Required work
Reproduce the listing below without changes, except that pictures are left out.
-- start Stored records --
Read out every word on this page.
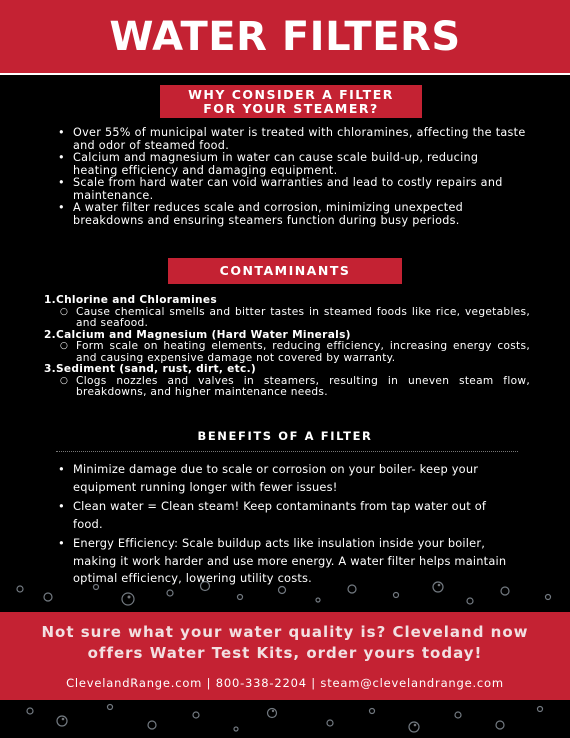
WATER FILTERS
WHY CONSIDER A FILTER
FOR YOUR STEAMER?
• Over 55% of municipal water is treated with chloramines, affecting the taste and odor of steamed food.
• Calcium and magnesium in water can cause scale build-up, reducing heating efficiency and damaging equipment.
• Scale from hard water can void warranties and lead to costly repairs and maintenance.
• A water filter reduces scale and corrosion, minimizing unexpected breakdowns and ensuring steamers function during busy periods.
CONTAMINANTS
1.Chlorine and Chloramines
○ Cause chemical smells and bitter tastes in steamed foods like rice, vegetables, and seafood.
2.Calcium and Magnesium (Hard Water Minerals)
○ Form scale on heating elements, reducing efficiency, increasing energy costs, and causing expensive damage not covered by warranty.
3.Sediment (sand, rust, dirt, etc.)
○ Clogs nozzles and valves in steamers, resulting in uneven steam flow, breakdowns, and higher maintenance needs.
BENEFITS OF A FILTER
• Minimize damage due to scale or corrosion on your boiler- keep your equipment running longer with fewer issues!
• Clean water = Clean steam! Keep contaminants from tap water out of food.
• Energy Efficiency: Scale buildup acts like insulation inside your boiler, making it work harder and use more energy. A water filter helps maintain optimal efficiency, lowering utility costs.
Not sure what your water quality is? Cleveland now
offers Water Test Kits, order yours today!
ClevelandRange.com | 800-338-2204 | steam@clevelandrange.com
-- end Stored records --
Worked answer
Read out every word on this page.
WATER FILTERS
WHY CONSIDER A FILTER
FOR YOUR STEAMER?
• Over 55% of municipal water is treated with chloramines, affecting the taste and odor of steamed food.
• Calcium and magnesium in water can cause scale build-up, reducing heating efficiency and damaging equipment.
• Scale from hard water can void warranties and lead to costly repairs and maintenance.
• A water filter reduces scale and corrosion, minimizing unexpected breakdowns and ensuring steamers function during busy periods.
CONTAMINANTS
1.Chlorine and Chloramines
○ Cause chemical smells and bitter tastes in steamed foods like rice, vegetables, and seafood.
2.Calcium and Magnesium (Hard Water Minerals)
○ Form scale on heating elements, reducing efficiency, increasing energy costs, and causing expensive damage not covered by warranty.
3.Sediment (sand, rust, dirt, etc.)
○ Clogs nozzles and valves in steamers, resulting in uneven steam flow, breakdowns, and higher maintenance needs.
BENEFITS OF A FILTER
• Minimize damage due to scale or corrosion on your boiler- keep your equipment running longer with fewer issues!
• Clean water = Clean steam! Keep contaminants from tap water out of food.
• Energy Efficiency: Scale buildup acts like insulation inside your boiler, making it work harder and use more energy. A water filter helps maintain optimal efficiency, lowering utility costs.
Not sure what your water quality is? Cleveland now
offers Water Test Kits, order yours today!
ClevelandRange.com | 800-338-2204 | steam@clevelandrange.com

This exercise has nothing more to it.